## Text
══════
= Cookie Puss =

Ice cream cake

Carvel’s Cookie Puss cake

Cookie Puss is an ice cream cake character created by Carvel in the 1970s as an expansion of its line of freshly made exclusive products, along with Hug Me the Bear and Fudgie the Whale. The cake is fashioned with a space alien that uses cookies for eyes and an ice cream cone for the nose. According to Carvel's backstory for the character, Cookie Puss is a space alien who was born on planet Birthday. His original name was "Celestial Person", but the initials "C.P." later came to stand for "Cookie Puss". In his television commercials, Cookie Puss has the ability to fly, though he requires a saucer-shaped spacecraft for interplanetary travel. During the 1980s, Cookie Puss was repurposed to serve as a cake for St. Patrick's Day, dubbed "Cookie O'Puss", which continues to be sold annually.

==Appearance==
Since its introduction in 1972, the Cookie Puss design developed by Carvel corporate chef Andrew Bianchi has evolved into the version that is sold today. The initial design introduced the general pear shape of the cake, but all ornamentation was frosting applied by the stores. The first effort to achieve a consistent look was a face printed on a large cookie wafer using edible inks.
══════
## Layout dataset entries
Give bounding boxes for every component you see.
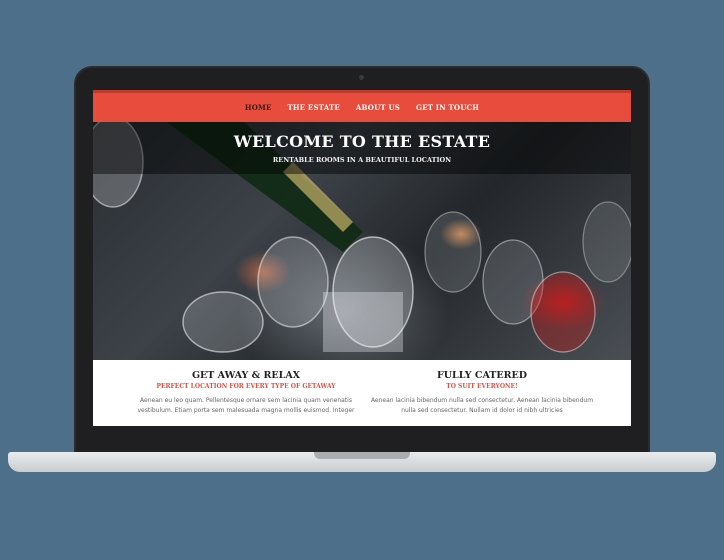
nav-get-in-touch[interactable]: GET IN TOUCH bbox=[416, 103, 479, 112]
feature-text: Aenean eu leo quam. Pellentesque ornare … bbox=[137, 397, 355, 414]
feature-subtitle: TO SUIT EVERYONE! bbox=[446, 383, 518, 390]
nav-the-estate[interactable]: THE ESTATE bbox=[288, 103, 340, 112]
nav-home[interactable]: HOME bbox=[245, 103, 272, 112]
hero-title: WELCOME TO THE ESTATE bbox=[233, 132, 491, 151]
feature-text: Aenean lacinia bibendum nulla sed consec… bbox=[370, 397, 594, 414]
top-navbar: HOME THE ESTATE ABOUT US GET IN TOUCH bbox=[93, 90, 631, 122]
features-section: GET AWAY & RELAX PERFECT LOCATION FOR EV… bbox=[93, 360, 631, 426]
laptop-screen: HOME THE ESTATE ABOUT US GET IN TOUCH WE… bbox=[93, 90, 631, 426]
feature-title: GET AWAY & RELAX bbox=[191, 370, 301, 381]
feature-catered: FULLY CATERED TO SUIT EVERYONE! Aenean l… bbox=[367, 370, 597, 414]
webcam-icon bbox=[359, 75, 364, 80]
feature-subtitle: PERFECT LOCATION FOR EVERY TYPE OF GETAW… bbox=[156, 383, 336, 390]
hero-subtitle: RENTABLE ROOMS IN A BEAUTIFUL LOCATION bbox=[272, 156, 452, 164]
nav-about-us[interactable]: ABOUT US bbox=[356, 103, 400, 112]
laptop-opening-notch bbox=[314, 452, 410, 459]
hero-banner: WELCOME TO THE ESTATE RENTABLE ROOMS IN … bbox=[93, 122, 631, 360]
feature-title: FULLY CATERED bbox=[437, 370, 527, 381]
feature-getaway: GET AWAY & RELAX PERFECT LOCATION FOR EV… bbox=[131, 370, 361, 414]
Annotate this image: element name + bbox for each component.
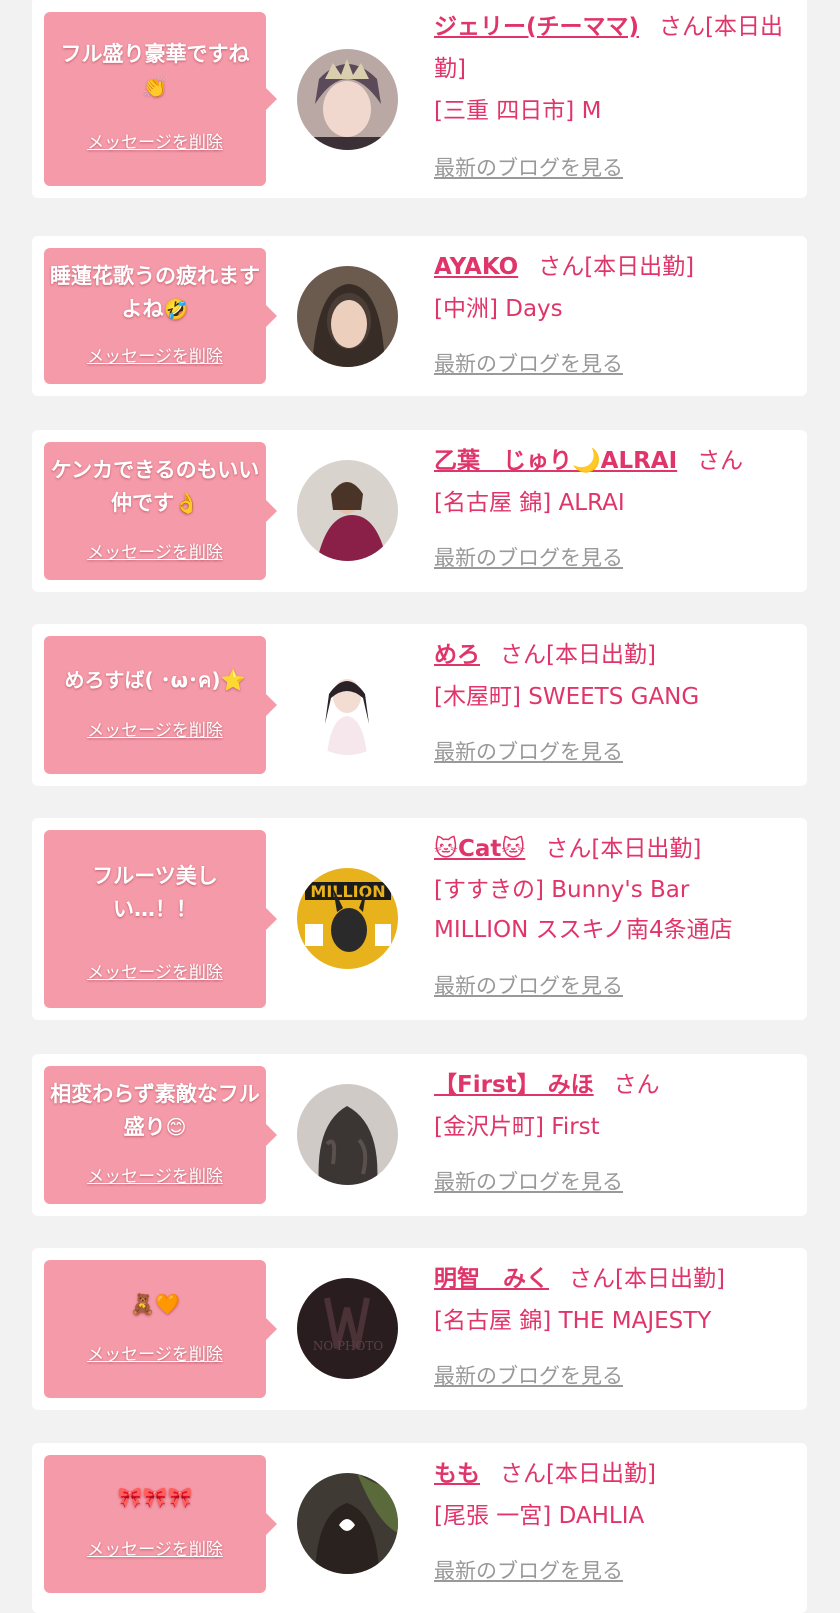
latest-blog-link[interactable]: 最新のブログを見る xyxy=(434,1555,623,1585)
avatar[interactable] xyxy=(297,1084,398,1185)
cast-info: AYAKO さん[本日出勤] [中洲] Days xyxy=(434,246,789,330)
svg-text:NO PHOTO: NO PHOTO xyxy=(313,1339,384,1353)
cast-name-link[interactable]: 乙葉 じゅり🌙ALRAI xyxy=(434,448,677,474)
cast-status: さん[本日出勤] xyxy=(545,836,702,862)
cast-info: ジェリー(チーママ) さん[本日出勤] [三重 四日市] M xyxy=(434,6,789,132)
shop-label: [すすきの] Bunny's Bar MILLION ススキノ南4条通店 xyxy=(434,877,733,943)
delete-message-link[interactable]: メッセージを削除 xyxy=(44,716,266,741)
cast-info: もも さん[本日出勤] [尾張 一宮] DAHLIA xyxy=(434,1453,789,1537)
message-card: ケンカできるのもいい仲です👌 メッセージを削除 乙葉 じゅり🌙ALRAI さん [… xyxy=(32,430,807,592)
shop-label: [金沢片町] First xyxy=(434,1114,600,1140)
avatar[interactable] xyxy=(297,460,398,561)
message-bubble: 🧸🧡 メッセージを削除 xyxy=(44,1260,277,1398)
message-text: 睡蓮花歌うの疲れますよね🤣 xyxy=(50,264,260,321)
message-card: 🎀🎀🎀 メッセージを削除 もも さん[本日出勤] [尾張 一宮] DAHLIA 最… xyxy=(32,1443,807,1613)
message-text: めろすば( ･ω･ค)⭐ xyxy=(64,668,246,692)
latest-blog-link[interactable]: 最新のブログを見る xyxy=(434,1166,623,1196)
avatar[interactable] xyxy=(297,654,398,755)
cast-name-link[interactable]: ジェリー(チーママ) xyxy=(434,14,639,40)
cast-name-link[interactable]: もも xyxy=(434,1461,480,1487)
cast-status: さん[本日出勤] xyxy=(538,254,695,280)
delete-message-link[interactable]: メッセージを削除 xyxy=(44,1162,266,1187)
cast-name-link[interactable]: AYAKO xyxy=(434,254,518,280)
avatar[interactable]: NO PHOTO xyxy=(297,1278,398,1379)
message-card: 睡蓮花歌うの疲れますよね🤣 メッセージを削除 AYAKO さん[本日出勤] [中洲… xyxy=(32,236,807,396)
latest-blog-link[interactable]: 最新のブログを見る xyxy=(434,970,623,1000)
cast-info: 乙葉 じゅり🌙ALRAI さん [名古屋 錦] ALRAI xyxy=(434,440,789,524)
message-bubble: フルーツ美しい…！！ メッセージを削除 xyxy=(44,830,277,1008)
cast-status: さん[本日出勤] xyxy=(500,642,656,668)
message-text: ケンカできるのもいい仲です👌 xyxy=(50,458,260,515)
avatar[interactable] xyxy=(297,1473,398,1574)
delete-message-link[interactable]: メッセージを削除 xyxy=(44,128,266,153)
latest-blog-link[interactable]: 最新のブログを見る xyxy=(434,1360,623,1390)
shop-label: [三重 四日市] M xyxy=(434,98,602,124)
message-bubble: めろすば( ･ω･ค)⭐ メッセージを削除 xyxy=(44,636,277,774)
cast-status: さん xyxy=(697,448,744,474)
message-text: フルーツ美しい…！！ xyxy=(92,864,218,921)
latest-blog-link[interactable]: 最新のブログを見る xyxy=(434,152,623,182)
message-bubble: 🎀🎀🎀 メッセージを削除 xyxy=(44,1455,277,1593)
cast-status: さん[本日出勤] xyxy=(569,1266,725,1292)
latest-blog-link[interactable]: 最新のブログを見る xyxy=(434,542,623,572)
shop-label: [名古屋 錦] ALRAI xyxy=(434,490,625,516)
message-bubble: フル盛り豪華ですね👏 メッセージを削除 xyxy=(44,12,277,186)
message-text: 🧸🧡 xyxy=(130,1292,180,1316)
message-card: フルーツ美しい…！！ メッセージを削除 MILLION 🐱Cat🐱 さん[本日出勤… xyxy=(32,818,807,1020)
latest-blog-link[interactable]: 最新のブログを見る xyxy=(434,348,623,378)
shop-label: [中洲] Days xyxy=(434,296,563,322)
shop-label: [木屋町] SWEETS GANG xyxy=(434,684,700,710)
cast-info: 明智 みく さん[本日出勤] [名古屋 錦] THE MAJESTY xyxy=(434,1258,789,1342)
shop-label: [名古屋 錦] THE MAJESTY xyxy=(434,1308,712,1334)
shop-label: [尾張 一宮] DAHLIA xyxy=(434,1503,645,1529)
latest-blog-link[interactable]: 最新のブログを見る xyxy=(434,736,623,766)
avatar[interactable]: MILLION xyxy=(297,868,398,969)
svg-text:MILLION: MILLION xyxy=(310,882,385,901)
cast-name-link[interactable]: 🐱Cat🐱 xyxy=(434,836,525,862)
cast-status: さん xyxy=(613,1072,660,1098)
cast-info: 【First】 みほ さん [金沢片町] First xyxy=(434,1064,789,1148)
cast-info: めろ さん[本日出勤] [木屋町] SWEETS GANG xyxy=(434,634,789,718)
message-card: フル盛り豪華ですね👏 メッセージを削除 ジェリー(チーママ) さん[本日出勤] [… xyxy=(32,0,807,198)
cast-info: 🐱Cat🐱 さん[本日出勤] [すすきの] Bunny's Bar MILLION… xyxy=(434,828,789,950)
cast-name-link[interactable]: めろ xyxy=(434,642,480,668)
message-card: めろすば( ･ω･ค)⭐ メッセージを削除 めろ さん[本日出勤] [木屋町] S… xyxy=(32,624,807,786)
avatar[interactable] xyxy=(297,49,398,150)
delete-message-link[interactable]: メッセージを削除 xyxy=(44,1535,266,1560)
message-card: 相変わらず素敵なフル盛り😊 メッセージを削除 【First】 みほ さん [金沢片… xyxy=(32,1054,807,1216)
delete-message-link[interactable]: メッセージを削除 xyxy=(44,958,266,983)
message-card: 🧸🧡 メッセージを削除 NO PHOTO 明智 みく さん[本日出勤] [名古屋 … xyxy=(32,1248,807,1410)
message-text: 相変わらず素敵なフル盛り😊 xyxy=(50,1082,260,1139)
delete-message-link[interactable]: メッセージを削除 xyxy=(44,538,266,563)
avatar[interactable] xyxy=(297,266,398,367)
message-bubble: 相変わらず素敵なフル盛り😊 メッセージを削除 xyxy=(44,1066,277,1204)
message-text: 🎀🎀🎀 xyxy=(117,1485,193,1509)
cast-name-link[interactable]: 明智 みく xyxy=(434,1266,549,1292)
message-bubble: ケンカできるのもいい仲です👌 メッセージを削除 xyxy=(44,442,277,580)
cast-name-link[interactable]: 【First】 みほ xyxy=(434,1072,594,1098)
cast-status: さん[本日出勤] xyxy=(500,1461,656,1487)
message-bubble: 睡蓮花歌うの疲れますよね🤣 メッセージを削除 xyxy=(44,248,277,384)
delete-message-link[interactable]: メッセージを削除 xyxy=(44,342,266,367)
delete-message-link[interactable]: メッセージを削除 xyxy=(44,1340,266,1365)
message-text: フル盛り豪華ですね👏 xyxy=(60,42,250,99)
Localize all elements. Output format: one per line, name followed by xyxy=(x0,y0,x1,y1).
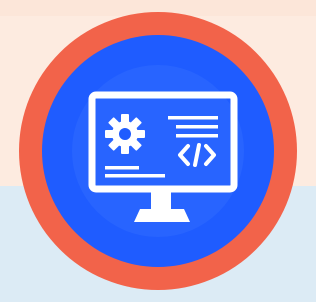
gear-icon xyxy=(105,114,145,154)
badge-svg xyxy=(19,12,297,290)
icon-canvas xyxy=(0,0,316,302)
monitor-badge xyxy=(0,0,316,302)
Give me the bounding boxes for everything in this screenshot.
══════
## Instruction 1
Answer these questions using the Cookie Puss text.
(a) Which two other characters did Carvel create along with Cookie Puss?
(b) What was Cookie Puss's original name?
(c) Who developed the Cookie Puss design?
## Instruction 2
Return the passage of the Cookie Puss text from "Cookie Puss is an" to "be sold annually.", copied word for word.

## Problem solution 1
(a) Hug Me the Bear and Fudgie the Whale
(b) "Celestial Person"
(c) Carvel corporate chef Andrew Bianchi

## Problem solution 2
Cookie Puss is an ice cream cake character created by Carvel in the 1970s as an expansion of its line of freshly made exclusive products, along with Hug Me the Bear and Fudgie the Whale. The cake is fashioned with a space alien that uses cookies for eyes and an ice cream cone for the nose. According to Carvel's backstory for the character, Cookie Puss is a space alien who was born on planet Birthday. His original name was "Celestial Person", but the initials "C.P." later came to stand for "Cookie Puss". In his television commercials, Cookie Puss has the ability to fly, though he requires a saucer-shaped spacecraft for interplanetary travel. During the 1980s, Cookie Puss was repurposed to serve as a cake for St. Patrick's Day, dubbed "Cookie O'Puss", which continues to be sold annually.